Every line of the material that follows must be printed again exactly.

Records that describe figures:
<<<<

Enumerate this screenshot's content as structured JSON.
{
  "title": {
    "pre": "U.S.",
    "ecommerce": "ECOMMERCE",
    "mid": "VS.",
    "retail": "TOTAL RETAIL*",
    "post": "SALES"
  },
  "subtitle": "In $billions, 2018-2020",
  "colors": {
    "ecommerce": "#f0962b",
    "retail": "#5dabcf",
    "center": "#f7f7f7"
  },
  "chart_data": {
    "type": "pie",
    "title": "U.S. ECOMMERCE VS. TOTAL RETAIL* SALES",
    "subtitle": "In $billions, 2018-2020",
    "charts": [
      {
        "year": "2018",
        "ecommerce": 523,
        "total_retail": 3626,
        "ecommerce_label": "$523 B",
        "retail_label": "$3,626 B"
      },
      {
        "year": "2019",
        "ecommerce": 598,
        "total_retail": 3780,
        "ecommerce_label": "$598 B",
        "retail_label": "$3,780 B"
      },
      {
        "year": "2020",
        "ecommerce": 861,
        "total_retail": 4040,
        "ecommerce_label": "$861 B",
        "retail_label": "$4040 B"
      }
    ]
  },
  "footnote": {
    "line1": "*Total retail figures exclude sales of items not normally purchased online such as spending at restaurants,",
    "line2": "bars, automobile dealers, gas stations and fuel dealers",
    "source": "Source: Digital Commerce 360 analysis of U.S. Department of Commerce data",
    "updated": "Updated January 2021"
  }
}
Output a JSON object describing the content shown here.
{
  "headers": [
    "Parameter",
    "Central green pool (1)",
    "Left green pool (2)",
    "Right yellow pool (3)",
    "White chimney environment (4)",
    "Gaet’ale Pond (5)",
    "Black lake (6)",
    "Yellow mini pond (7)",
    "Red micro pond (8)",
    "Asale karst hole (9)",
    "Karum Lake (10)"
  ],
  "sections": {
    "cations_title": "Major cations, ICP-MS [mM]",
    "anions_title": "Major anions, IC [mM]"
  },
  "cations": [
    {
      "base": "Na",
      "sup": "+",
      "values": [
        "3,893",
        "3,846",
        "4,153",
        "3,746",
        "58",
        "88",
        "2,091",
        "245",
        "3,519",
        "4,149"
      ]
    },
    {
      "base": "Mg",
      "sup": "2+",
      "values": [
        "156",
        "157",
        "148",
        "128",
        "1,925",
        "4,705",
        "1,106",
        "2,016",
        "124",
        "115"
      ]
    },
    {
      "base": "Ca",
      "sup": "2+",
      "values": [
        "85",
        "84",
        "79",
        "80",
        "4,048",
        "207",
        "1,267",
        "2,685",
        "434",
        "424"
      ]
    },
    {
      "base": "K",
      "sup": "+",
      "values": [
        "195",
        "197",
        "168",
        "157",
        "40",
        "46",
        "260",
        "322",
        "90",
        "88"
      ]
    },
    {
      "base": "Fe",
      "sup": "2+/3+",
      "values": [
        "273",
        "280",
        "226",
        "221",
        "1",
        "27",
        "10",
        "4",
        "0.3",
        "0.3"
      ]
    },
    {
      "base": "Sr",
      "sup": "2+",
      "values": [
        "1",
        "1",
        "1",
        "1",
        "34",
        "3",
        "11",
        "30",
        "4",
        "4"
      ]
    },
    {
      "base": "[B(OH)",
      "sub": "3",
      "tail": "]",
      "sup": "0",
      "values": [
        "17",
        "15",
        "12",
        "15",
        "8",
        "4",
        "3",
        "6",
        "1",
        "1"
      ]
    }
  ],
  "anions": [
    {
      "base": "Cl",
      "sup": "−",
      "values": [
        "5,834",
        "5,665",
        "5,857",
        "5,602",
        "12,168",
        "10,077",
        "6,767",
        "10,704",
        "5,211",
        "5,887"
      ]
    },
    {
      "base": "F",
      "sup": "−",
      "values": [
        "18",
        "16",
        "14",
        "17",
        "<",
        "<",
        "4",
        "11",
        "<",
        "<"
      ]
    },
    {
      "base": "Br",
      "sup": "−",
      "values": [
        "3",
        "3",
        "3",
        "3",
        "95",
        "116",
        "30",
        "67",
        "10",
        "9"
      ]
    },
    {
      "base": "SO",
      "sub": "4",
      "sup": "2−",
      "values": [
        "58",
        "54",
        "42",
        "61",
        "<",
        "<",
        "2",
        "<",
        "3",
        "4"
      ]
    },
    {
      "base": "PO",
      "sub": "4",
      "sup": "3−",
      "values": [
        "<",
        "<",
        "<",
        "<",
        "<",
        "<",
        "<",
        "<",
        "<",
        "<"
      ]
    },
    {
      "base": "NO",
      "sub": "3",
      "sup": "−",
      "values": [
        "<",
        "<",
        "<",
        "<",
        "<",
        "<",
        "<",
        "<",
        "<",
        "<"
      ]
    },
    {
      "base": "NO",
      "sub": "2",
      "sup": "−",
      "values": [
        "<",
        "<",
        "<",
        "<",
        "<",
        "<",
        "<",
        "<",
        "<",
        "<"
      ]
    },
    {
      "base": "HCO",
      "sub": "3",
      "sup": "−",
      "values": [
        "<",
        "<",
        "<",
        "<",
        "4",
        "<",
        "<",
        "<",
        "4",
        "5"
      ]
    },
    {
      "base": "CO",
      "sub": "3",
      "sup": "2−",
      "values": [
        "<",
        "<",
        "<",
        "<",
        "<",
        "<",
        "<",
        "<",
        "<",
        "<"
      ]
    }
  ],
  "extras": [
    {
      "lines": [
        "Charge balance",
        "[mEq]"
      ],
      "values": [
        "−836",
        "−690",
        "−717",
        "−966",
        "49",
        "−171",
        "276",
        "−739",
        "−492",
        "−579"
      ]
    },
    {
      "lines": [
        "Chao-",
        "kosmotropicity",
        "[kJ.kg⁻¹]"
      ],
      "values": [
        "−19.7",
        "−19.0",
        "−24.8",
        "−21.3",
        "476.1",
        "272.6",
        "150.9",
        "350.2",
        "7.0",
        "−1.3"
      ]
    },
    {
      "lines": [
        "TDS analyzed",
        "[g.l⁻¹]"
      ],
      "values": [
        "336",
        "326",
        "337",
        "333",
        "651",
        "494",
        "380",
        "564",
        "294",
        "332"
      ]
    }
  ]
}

>>>>

(Task answer):
Enumerate this screenshot's content as structured JSON.
{
  "title": {
    "pre": "U.S.",
    "ecommerce": "ECOMMERCE",
    "mid": "VS.",
    "retail": "TOTAL RETAIL*",
    "post": "SALES"
  },
  "subtitle": "In $billions, 2018-2020",
  "colors": {
    "ecommerce": "#f0962b",
    "retail": "#5dabcf",
    "center": "#f7f7f7"
  },
  "chart_data": {
    "type": "pie",
    "title": "U.S. ECOMMERCE VS. TOTAL RETAIL* SALES",
    "subtitle": "In $billions, 2018-2020",
    "charts": [
      {
        "year": "2018",
        "ecommerce": 523,
        "total_retail": 3626,
        "ecommerce_label": "$523 B",
        "retail_label": "$3,626 B"
      },
      {
        "year": "2019",
        "ecommerce": 598,
        "total_retail": 3780,
        "ecommerce_label": "$598 B",
        "retail_label": "$3,780 B"
      },
      {
        "year": "2020",
        "ecommerce": 861,
        "total_retail": 4040,
        "ecommerce_label": "$861 B",
        "retail_label": "$4040 B"
      }
    ]
  },
  "footnote": {
    "line1": "*Total retail figures exclude sales of items not normally purchased online such as spending at restaurants,",
    "line2": "bars, automobile dealers, gas stations and fuel dealers",
    "source": "Source: Digital Commerce 360 analysis of U.S. Department of Commerce data",
    "updated": "Updated January 2021"
  }
}
Output a JSON object describing the content shown here.
{
  "headers": [
    "Parameter",
    "Central green pool (1)",
    "Left green pool (2)",
    "Right yellow pool (3)",
    "White chimney environment (4)",
    "Gaet’ale Pond (5)",
    "Black lake (6)",
    "Yellow mini pond (7)",
    "Red micro pond (8)",
    "Asale karst hole (9)",
    "Karum Lake (10)"
  ],
  "sections": {
    "cations_title": "Major cations, ICP-MS [mM]",
    "anions_title": "Major anions, IC [mM]"
  },
  "cations": [
    {
      "base": "Na",
      "sup": "+",
      "values": [
        "3,893",
        "3,846",
        "4,153",
        "3,746",
        "58",
        "88",
        "2,091",
        "245",
        "3,519",
        "4,149"
      ]
    },
    {
      "base": "Mg",
      "sup": "2+",
      "values": [
        "156",
        "157",
        "148",
        "128",
        "1,925",
        "4,705",
        "1,106",
        "2,016",
        "124",
        "115"
      ]
    },
    {
      "base": "Ca",
      "sup": "2+",
      "values": [
        "85",
        "84",
        "79",
        "80",
        "4,048",
        "207",
        "1,267",
        "2,685",
        "434",
        "424"
      ]
    },
    {
      "base": "K",
      "sup": "+",
      "values": [
        "195",
        "197",
        "168",
        "157",
        "40",
        "46",
        "260",
        "322",
        "90",
        "88"
      ]
    },
    {
      "base": "Fe",
      "sup": "2+/3+",
      "values": [
        "273",
        "280",
        "226",
        "221",
        "1",
        "27",
        "10",
        "4",
        "0.3",
        "0.3"
      ]
    },
    {
      "base": "Sr",
      "sup": "2+",
      "values": [
        "1",
        "1",
        "1",
        "1",
        "34",
        "3",
        "11",
        "30",
        "4",
        "4"
      ]
    },
    {
      "base": "[B(OH)",
      "sub": "3",
      "tail": "]",
      "sup": "0",
      "values": [
        "17",
        "15",
        "12",
        "15",
        "8",
        "4",
        "3",
        "6",
        "1",
        "1"
      ]
    }
  ],
  "anions": [
    {
      "base": "Cl",
      "sup": "−",
      "values": [
        "5,834",
        "5,665",
        "5,857",
        "5,602",
        "12,168",
        "10,077",
        "6,767",
        "10,704",
        "5,211",
        "5,887"
      ]
    },
    {
      "base": "F",
      "sup": "−",
      "values": [
        "18",
        "16",
        "14",
        "17",
        "<",
        "<",
        "4",
        "11",
        "<",
        "<"
      ]
    },
    {
      "base": "Br",
      "sup": "−",
      "values": [
        "3",
        "3",
        "3",
        "3",
        "95",
        "116",
        "30",
        "67",
        "10",
        "9"
      ]
    },
    {
      "base": "SO",
      "sub": "4",
      "sup": "2−",
      "values": [
        "58",
        "54",
        "42",
        "61",
        "<",
        "<",
        "2",
        "<",
        "3",
        "4"
      ]
    },
    {
      "base": "PO",
      "sub": "4",
      "sup": "3−",
      "values": [
        "<",
        "<",
        "<",
        "<",
        "<",
        "<",
        "<",
        "<",
        "<",
        "<"
      ]
    },
    {
      "base": "NO",
      "sub": "3",
      "sup": "−",
      "values": [
        "<",
        "<",
        "<",
        "<",
        "<",
        "<",
        "<",
        "<",
        "<",
        "<"
      ]
    },
    {
      "base": "NO",
      "sub": "2",
      "sup": "−",
      "values": [
        "<",
        "<",
        "<",
        "<",
        "<",
        "<",
        "<",
        "<",
        "<",
        "<"
      ]
    },
    {
      "base": "HCO",
      "sub": "3",
      "sup": "−",
      "values": [
        "<",
        "<",
        "<",
        "<",
        "4",
        "<",
        "<",
        "<",
        "4",
        "5"
      ]
    },
    {
      "base": "CO",
      "sub": "3",
      "sup": "2−",
      "values": [
        "<",
        "<",
        "<",
        "<",
        "<",
        "<",
        "<",
        "<",
        "<",
        "<"
      ]
    }
  ],
  "extras": [
    {
      "lines": [
        "Charge balance",
        "[mEq]"
      ],
      "values": [
        "−836",
        "−690",
        "−717",
        "−966",
        "49",
        "−171",
        "276",
        "−739",
        "−492",
        "−579"
      ]
    },
    {
      "lines": [
        "Chao-",
        "kosmotropicity",
        "[kJ.kg⁻¹]"
      ],
      "values": [
        "−19.7",
        "−19.0",
        "−24.8",
        "−21.3",
        "476.1",
        "272.6",
        "150.9",
        "350.2",
        "7.0",
        "−1.3"
      ]
    },
    {
      "lines": [
        "TDS analyzed",
        "[g.l⁻¹]"
      ],
      "values": [
        "336",
        "326",
        "337",
        "333",
        "651",
        "494",
        "380",
        "564",
        "294",
        "332"
      ]
    }
  ]
}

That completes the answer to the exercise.